● Page text:

Error class for non-ok HTTP responses from the Fetch API. Captures the response body as text and JSON.

Readme

http-error

Test Coverage Status npm version License: MIT

Error class for non-ok HTTP responses from the Fetch API. Captures the response body as text and JSON for debugging.

Installation

$ npm install @stores.com/http-error

Usage

const HttpError = require('@stores.com/http-error');

const response = await fetch('https://api.example.com/items');

if (!response.ok) {
    throw await HttpError.from(response);
}

Catching errors:

try {
    const response = await fetch('https://api.example.com/items');

    if (!response.ok) {
        throw await HttpError.from(response);
    }
} catch (err) {
    console.error(err.message); // "404 Not Found" — or aggregated body errors[].message values
    console.error(err.text);    // Raw response body
    console.error(err.json);    // Parsed JSON (if applicable)
    console.error(err.cause);   // Original Response object
}

APIs that return errors in the body

Some APIs carry application-level failures in the response body rather than (or in addition to) HTTP status codes. from() reads the body and aggregates an errors[] envelope into the message automatically — for each entry, the first present of message or detail is used, joined by ; . Codes and any other per-error fields stay on err.json.errors[].

const response = await fetch('https://api.example.com/graphql', { /* ... */ });

if (!response.ok) {
    throw await HttpError.from(response);
}

const json = await response.json();

if (json?.errors?.length) {
    throw await HttpError.from(response, json);
}

return json;

Pass just the Response while its body is still unread (the non-ok case). Once you've read it with response.json(), pass that parsed body as the second argument — from(response, json) — so it isn't re-read (a response body can only be read once). Either way the error keeps the response status and cause.

The default "${status} ${statusText}" message is used when the body has no errors[].

● Check your understanding:
[1] In the http-error README, what command installs the package?
[2] Write the next part of the http-error README, picking up after its final sentence.
The entries that come after this README have nothing to do with it.

● Excerpted records:

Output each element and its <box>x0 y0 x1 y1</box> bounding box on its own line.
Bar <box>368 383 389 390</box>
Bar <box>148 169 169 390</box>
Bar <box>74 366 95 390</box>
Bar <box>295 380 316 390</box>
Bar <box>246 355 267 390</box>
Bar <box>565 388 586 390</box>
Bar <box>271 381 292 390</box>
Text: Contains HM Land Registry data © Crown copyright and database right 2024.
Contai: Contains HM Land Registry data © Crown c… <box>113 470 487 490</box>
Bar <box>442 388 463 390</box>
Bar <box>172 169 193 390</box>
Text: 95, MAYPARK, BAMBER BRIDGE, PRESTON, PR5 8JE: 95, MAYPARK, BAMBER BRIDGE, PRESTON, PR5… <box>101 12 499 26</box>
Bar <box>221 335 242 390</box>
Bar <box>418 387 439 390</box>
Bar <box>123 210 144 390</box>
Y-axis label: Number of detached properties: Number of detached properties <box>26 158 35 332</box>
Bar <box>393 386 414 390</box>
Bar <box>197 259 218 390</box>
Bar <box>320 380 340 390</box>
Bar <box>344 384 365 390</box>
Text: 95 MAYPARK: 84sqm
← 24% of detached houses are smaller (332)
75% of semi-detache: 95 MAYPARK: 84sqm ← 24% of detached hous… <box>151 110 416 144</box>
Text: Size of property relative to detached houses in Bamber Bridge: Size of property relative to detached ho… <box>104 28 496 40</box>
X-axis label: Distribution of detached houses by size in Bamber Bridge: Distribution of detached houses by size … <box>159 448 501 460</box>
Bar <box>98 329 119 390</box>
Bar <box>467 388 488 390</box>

● Answers by item:
[1] $ npm install @stores.com/http-error

[2]
This covers two widely used envelope shapes:

  • GraphQL — every response error entry includes a message string. Servers return 200 OK with a top-level errors[] for both partial and total failures. The same envelope is used by many REST APIs that signal application-level failures in the body rather than (or in addition to) HTTP status codes.
  • JSON:API — error objects use detail for the per-occurrence explanation.

API

new HttpError(response)

Creates an error with message "${status} ${statusText}" and sets cause to the response.

HttpError.from(response, json)

Async factory that creates an HttpError from a Response and captures the body:

  • With just a Response, the body is read via response.clone() (the original is not consumed) and captured as err.text and err.json.
  • With an already-parsed json as the second argument, that body is used directly (the response is not read), with err.text set to its JSON string — for a 200 response whose JSON you've already read.

In both cases:

  • err.text — the body as a string
  • err.json — the parsed JSON (if the body is/was valid JSON)
  • err.cause — the original Response

If the body carries an errors[] array, err.message is set to each entry's message or detail (whichever is present, in that order) joined by ; instead of the default "${status} ${statusText}". See APIs that return errors in the body above.